_SET PROBLEM_.
Find and copy every line in the records that includes the string "lever".

_MATERIAL SHOWN_.
## Begin

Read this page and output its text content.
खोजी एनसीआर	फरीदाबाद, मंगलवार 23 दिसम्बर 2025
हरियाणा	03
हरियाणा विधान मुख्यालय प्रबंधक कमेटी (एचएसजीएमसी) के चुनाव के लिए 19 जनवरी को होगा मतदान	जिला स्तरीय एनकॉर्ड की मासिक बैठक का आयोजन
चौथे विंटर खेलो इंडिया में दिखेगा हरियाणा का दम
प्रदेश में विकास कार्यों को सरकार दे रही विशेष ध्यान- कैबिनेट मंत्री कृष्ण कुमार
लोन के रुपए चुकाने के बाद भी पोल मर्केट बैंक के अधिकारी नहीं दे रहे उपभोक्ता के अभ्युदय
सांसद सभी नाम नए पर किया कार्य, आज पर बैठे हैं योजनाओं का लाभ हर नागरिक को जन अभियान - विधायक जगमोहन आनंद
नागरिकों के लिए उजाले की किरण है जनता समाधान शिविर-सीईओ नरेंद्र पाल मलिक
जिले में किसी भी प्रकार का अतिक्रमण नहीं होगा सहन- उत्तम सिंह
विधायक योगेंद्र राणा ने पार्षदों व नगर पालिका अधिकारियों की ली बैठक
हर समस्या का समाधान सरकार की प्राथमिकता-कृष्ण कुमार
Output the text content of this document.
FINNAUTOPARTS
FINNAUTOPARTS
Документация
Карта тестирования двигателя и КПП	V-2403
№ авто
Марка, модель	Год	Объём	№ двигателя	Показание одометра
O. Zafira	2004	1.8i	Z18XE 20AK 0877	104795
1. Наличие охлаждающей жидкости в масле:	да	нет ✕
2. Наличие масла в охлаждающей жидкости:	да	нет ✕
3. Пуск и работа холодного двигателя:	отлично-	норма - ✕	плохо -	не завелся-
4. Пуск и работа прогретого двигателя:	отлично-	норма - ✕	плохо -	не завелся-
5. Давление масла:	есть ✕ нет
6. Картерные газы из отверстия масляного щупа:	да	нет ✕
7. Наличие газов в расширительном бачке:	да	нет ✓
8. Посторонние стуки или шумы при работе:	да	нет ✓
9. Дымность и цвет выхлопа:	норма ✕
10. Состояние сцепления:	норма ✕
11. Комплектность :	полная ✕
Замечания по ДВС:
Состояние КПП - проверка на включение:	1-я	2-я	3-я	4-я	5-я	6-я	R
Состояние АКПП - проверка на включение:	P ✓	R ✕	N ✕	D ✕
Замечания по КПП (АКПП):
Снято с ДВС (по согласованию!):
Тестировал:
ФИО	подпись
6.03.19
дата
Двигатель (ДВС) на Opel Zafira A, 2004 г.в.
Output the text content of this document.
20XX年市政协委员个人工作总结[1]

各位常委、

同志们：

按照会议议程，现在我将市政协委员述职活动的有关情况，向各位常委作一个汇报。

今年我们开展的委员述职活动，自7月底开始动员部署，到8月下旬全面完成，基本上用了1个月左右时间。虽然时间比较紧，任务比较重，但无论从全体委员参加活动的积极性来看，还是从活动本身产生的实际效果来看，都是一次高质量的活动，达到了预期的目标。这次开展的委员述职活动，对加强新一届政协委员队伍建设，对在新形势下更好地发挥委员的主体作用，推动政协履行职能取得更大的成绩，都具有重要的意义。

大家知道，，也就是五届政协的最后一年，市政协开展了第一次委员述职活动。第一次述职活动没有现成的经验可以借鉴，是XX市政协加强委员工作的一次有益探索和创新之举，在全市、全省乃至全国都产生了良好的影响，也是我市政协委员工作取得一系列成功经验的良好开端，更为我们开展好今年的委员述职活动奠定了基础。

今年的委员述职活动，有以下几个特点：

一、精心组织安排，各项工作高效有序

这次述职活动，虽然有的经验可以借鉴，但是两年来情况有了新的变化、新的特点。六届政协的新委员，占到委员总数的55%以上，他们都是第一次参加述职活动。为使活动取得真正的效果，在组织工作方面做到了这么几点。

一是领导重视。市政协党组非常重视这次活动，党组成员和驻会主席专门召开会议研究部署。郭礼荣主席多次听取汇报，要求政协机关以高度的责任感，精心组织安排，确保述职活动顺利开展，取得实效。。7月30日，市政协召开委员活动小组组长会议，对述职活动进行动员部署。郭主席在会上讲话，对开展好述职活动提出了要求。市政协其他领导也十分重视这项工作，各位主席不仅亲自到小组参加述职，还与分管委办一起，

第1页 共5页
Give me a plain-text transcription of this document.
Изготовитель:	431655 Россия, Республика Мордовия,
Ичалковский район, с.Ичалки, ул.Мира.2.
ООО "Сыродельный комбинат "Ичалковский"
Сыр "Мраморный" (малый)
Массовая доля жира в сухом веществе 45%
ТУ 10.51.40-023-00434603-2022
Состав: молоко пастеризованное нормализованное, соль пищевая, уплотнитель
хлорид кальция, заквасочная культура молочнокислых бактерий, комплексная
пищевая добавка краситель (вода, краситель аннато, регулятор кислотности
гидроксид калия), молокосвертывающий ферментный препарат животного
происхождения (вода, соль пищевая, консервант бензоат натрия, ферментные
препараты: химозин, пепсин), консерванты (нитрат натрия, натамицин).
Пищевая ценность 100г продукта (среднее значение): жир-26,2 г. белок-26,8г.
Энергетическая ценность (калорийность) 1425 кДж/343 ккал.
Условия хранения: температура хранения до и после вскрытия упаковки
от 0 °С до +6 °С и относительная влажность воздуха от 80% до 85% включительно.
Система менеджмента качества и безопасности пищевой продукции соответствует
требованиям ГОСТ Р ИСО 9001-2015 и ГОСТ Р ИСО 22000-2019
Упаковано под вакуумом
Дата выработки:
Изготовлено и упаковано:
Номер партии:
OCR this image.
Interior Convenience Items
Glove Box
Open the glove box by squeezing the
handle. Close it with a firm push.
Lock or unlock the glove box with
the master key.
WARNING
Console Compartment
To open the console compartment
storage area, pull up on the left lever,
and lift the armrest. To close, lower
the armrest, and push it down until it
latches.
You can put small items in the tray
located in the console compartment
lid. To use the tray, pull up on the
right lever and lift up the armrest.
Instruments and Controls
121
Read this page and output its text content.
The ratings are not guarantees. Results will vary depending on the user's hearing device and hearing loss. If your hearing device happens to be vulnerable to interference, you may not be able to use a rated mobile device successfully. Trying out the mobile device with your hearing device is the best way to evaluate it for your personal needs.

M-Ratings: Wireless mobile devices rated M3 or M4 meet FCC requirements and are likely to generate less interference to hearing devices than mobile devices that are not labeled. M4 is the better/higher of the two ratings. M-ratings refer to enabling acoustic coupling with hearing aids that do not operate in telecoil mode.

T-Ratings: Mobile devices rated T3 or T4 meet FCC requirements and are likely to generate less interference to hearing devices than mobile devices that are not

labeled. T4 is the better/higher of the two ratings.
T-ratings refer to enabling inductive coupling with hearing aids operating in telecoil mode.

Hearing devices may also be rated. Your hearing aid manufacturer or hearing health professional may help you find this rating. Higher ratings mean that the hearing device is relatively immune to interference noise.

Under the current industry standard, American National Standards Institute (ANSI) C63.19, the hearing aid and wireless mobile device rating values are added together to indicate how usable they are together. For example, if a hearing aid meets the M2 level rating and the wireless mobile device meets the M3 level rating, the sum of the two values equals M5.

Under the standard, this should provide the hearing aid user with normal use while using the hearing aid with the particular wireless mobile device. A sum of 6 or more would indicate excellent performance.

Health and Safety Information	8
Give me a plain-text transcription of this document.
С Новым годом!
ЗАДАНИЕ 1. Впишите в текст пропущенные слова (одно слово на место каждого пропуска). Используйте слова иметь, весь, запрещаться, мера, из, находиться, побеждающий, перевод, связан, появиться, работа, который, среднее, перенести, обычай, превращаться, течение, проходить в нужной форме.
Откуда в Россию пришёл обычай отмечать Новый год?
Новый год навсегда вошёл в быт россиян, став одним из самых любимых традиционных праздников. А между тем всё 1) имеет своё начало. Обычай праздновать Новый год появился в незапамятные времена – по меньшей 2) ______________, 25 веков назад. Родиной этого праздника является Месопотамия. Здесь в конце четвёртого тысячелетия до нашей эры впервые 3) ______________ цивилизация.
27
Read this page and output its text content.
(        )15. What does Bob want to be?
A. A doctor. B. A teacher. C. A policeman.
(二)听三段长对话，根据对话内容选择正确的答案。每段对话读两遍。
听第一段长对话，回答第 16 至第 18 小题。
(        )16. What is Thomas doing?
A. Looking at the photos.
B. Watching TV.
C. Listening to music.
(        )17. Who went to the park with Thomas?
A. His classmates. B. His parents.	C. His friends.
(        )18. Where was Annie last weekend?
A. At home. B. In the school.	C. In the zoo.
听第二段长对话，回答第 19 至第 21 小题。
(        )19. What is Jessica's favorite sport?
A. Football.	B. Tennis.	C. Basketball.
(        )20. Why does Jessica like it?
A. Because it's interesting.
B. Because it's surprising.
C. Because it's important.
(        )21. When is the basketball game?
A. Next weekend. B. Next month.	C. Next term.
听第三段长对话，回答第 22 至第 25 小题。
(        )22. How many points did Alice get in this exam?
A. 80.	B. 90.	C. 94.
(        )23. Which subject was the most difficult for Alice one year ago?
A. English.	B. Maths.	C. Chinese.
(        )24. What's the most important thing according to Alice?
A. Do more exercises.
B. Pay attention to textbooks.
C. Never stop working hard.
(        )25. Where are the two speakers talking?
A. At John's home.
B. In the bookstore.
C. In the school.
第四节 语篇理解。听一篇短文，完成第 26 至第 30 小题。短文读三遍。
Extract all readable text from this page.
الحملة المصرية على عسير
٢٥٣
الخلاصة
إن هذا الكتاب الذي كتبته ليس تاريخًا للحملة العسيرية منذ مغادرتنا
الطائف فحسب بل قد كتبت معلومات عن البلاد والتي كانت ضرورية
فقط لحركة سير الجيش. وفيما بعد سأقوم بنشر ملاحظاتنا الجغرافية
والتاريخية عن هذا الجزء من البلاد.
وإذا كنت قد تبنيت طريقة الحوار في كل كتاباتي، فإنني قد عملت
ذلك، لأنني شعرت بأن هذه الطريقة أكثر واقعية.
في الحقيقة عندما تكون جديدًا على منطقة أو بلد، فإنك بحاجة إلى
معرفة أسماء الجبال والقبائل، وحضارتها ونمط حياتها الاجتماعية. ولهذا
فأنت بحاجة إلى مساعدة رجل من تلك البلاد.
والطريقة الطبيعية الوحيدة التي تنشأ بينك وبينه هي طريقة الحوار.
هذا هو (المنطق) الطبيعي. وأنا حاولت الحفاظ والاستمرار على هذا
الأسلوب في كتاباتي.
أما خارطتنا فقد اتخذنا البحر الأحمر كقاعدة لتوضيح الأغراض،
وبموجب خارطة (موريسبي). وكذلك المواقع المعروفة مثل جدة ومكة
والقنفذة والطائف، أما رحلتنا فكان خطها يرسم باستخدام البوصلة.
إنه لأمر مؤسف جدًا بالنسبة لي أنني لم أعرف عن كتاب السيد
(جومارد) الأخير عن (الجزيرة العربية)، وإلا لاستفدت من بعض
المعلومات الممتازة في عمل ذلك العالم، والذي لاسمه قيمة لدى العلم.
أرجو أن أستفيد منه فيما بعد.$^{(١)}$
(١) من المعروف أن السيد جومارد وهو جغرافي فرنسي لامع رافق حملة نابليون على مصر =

## End

_OUTPUT OF THE EXERCISE_.
storage area, pull up on the left lever,
right lever and lift up the armrest.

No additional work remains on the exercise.